## PROBLEM REQUIREMENTS
Every line below must be reproduced exactly. Copy them all.

## DATA SECTION
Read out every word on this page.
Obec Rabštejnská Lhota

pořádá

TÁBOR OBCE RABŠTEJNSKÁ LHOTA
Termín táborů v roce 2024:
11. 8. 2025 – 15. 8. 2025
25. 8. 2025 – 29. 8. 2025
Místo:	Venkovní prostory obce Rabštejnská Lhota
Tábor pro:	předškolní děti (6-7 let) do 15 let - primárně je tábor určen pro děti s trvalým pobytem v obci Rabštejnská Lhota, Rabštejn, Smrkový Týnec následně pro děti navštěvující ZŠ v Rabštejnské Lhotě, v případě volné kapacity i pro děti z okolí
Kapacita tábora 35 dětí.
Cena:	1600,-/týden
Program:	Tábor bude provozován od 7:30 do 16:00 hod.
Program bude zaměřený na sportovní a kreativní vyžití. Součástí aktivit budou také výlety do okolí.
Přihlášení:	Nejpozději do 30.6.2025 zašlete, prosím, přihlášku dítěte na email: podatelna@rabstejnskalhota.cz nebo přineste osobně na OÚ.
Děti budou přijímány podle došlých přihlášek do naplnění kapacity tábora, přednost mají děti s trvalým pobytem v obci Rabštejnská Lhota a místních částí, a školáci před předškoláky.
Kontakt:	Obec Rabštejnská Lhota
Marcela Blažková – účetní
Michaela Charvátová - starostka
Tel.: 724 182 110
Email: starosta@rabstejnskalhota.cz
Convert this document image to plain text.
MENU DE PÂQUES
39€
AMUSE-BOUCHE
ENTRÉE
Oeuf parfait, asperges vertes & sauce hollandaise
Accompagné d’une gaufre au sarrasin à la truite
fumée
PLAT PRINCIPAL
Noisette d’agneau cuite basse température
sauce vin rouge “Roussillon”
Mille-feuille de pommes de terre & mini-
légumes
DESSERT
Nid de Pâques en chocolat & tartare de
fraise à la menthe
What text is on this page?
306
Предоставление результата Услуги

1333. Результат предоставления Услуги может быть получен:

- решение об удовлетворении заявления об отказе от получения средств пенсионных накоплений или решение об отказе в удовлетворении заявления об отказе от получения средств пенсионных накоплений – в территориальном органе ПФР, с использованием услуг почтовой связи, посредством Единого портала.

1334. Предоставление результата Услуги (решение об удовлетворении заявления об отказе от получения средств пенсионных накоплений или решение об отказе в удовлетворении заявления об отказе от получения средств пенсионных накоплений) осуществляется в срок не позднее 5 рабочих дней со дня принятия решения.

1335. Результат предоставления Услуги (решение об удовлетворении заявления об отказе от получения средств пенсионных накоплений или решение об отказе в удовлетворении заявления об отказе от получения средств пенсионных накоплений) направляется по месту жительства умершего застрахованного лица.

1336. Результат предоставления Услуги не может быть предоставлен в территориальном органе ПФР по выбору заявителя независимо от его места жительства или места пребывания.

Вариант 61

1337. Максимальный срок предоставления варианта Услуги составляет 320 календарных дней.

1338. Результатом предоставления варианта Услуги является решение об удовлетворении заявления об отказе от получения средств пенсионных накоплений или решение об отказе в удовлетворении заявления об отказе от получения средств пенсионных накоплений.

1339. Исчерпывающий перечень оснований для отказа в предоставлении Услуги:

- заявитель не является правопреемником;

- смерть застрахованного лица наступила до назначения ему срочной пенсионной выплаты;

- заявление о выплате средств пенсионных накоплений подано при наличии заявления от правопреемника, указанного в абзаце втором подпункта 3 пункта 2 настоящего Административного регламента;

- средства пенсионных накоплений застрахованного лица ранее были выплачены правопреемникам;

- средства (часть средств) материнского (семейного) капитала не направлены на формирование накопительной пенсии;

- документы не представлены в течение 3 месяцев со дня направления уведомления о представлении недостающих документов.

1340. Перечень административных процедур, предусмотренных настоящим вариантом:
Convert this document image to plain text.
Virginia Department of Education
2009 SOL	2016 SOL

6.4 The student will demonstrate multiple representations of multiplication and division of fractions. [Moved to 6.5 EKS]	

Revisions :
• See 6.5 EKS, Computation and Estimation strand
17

## RESPONSE TO THIS EXERCISE
Read out every word on this page.
Obec Rabštejnská Lhota

pořádá

TÁBOR OBCE RABŠTEJNSKÁ LHOTA
Termín táborů v roce 2024:
11. 8. 2025 – 15. 8. 2025
25. 8. 2025 – 29. 8. 2025
Místo:	Venkovní prostory obce Rabštejnská Lhota
Tábor pro:	předškolní děti (6-7 let) do 15 let - primárně je tábor určen pro děti s trvalým pobytem v obci Rabštejnská Lhota, Rabštejn, Smrkový Týnec následně pro děti navštěvující ZŠ v Rabštejnské Lhotě, v případě volné kapacity i pro děti z okolí
Kapacita tábora 35 dětí.
Cena:	1600,-/týden
Program:	Tábor bude provozován od 7:30 do 16:00 hod.
Program bude zaměřený na sportovní a kreativní vyžití. Součástí aktivit budou také výlety do okolí.
Přihlášení:	Nejpozději do 30.6.2025 zašlete, prosím, přihlášku dítěte na email: podatelna@rabstejnskalhota.cz nebo přineste osobně na OÚ.
Děti budou přijímány podle došlých přihlášek do naplnění kapacity tábora, přednost mají děti s trvalým pobytem v obci Rabštejnská Lhota a místních částí, a školáci před předškoláky.
Kontakt:	Obec Rabštejnská Lhota
Marcela Blažková – účetní
Michaela Charvátová - starostka
Tel.: 724 182 110
Email: starosta@rabstejnskalhota.cz
Convert this document image to plain text.
MENU DE PÂQUES
39€
AMUSE-BOUCHE
ENTRÉE
Oeuf parfait, asperges vertes & sauce hollandaise
Accompagné d’une gaufre au sarrasin à la truite
fumée
PLAT PRINCIPAL
Noisette d’agneau cuite basse température
sauce vin rouge “Roussillon”
Mille-feuille de pommes de terre & mini-
légumes
DESSERT
Nid de Pâques en chocolat & tartare de
fraise à la menthe
What text is on this page?
306
Предоставление результата Услуги

1333. Результат предоставления Услуги может быть получен:

- решение об удовлетворении заявления об отказе от получения средств пенсионных накоплений или решение об отказе в удовлетворении заявления об отказе от получения средств пенсионных накоплений – в территориальном органе ПФР, с использованием услуг почтовой связи, посредством Единого портала.

1334. Предоставление результата Услуги (решение об удовлетворении заявления об отказе от получения средств пенсионных накоплений или решение об отказе в удовлетворении заявления об отказе от получения средств пенсионных накоплений) осуществляется в срок не позднее 5 рабочих дней со дня принятия решения.

1335. Результат предоставления Услуги (решение об удовлетворении заявления об отказе от получения средств пенсионных накоплений или решение об отказе в удовлетворении заявления об отказе от получения средств пенсионных накоплений) направляется по месту жительства умершего застрахованного лица.

1336. Результат предоставления Услуги не может быть предоставлен в территориальном органе ПФР по выбору заявителя независимо от его места жительства или места пребывания.

Вариант 61

1337. Максимальный срок предоставления варианта Услуги составляет 320 календарных дней.

1338. Результатом предоставления варианта Услуги является решение об удовлетворении заявления об отказе от получения средств пенсионных накоплений или решение об отказе в удовлетворении заявления об отказе от получения средств пенсионных накоплений.

1339. Исчерпывающий перечень оснований для отказа в предоставлении Услуги:

- заявитель не является правопреемником;

- смерть застрахованного лица наступила до назначения ему срочной пенсионной выплаты;

- заявление о выплате средств пенсионных накоплений подано при наличии заявления от правопреемника, указанного в абзаце втором подпункта 3 пункта 2 настоящего Административного регламента;

- средства пенсионных накоплений застрахованного лица ранее были выплачены правопреемникам;

- средства (часть средств) материнского (семейного) капитала не направлены на формирование накопительной пенсии;

- документы не представлены в течение 3 месяцев со дня направления уведомления о представлении недостающих документов.

1340. Перечень административных процедур, предусмотренных настоящим вариантом:
Convert this document image to plain text.
Virginia Department of Education
2009 SOL	2016 SOL

6.4 The student will demonstrate multiple representations of multiplication and division of fractions. [Moved to 6.5 EKS]	

Revisions :
• See 6.5 EKS, Computation and Estimation strand
17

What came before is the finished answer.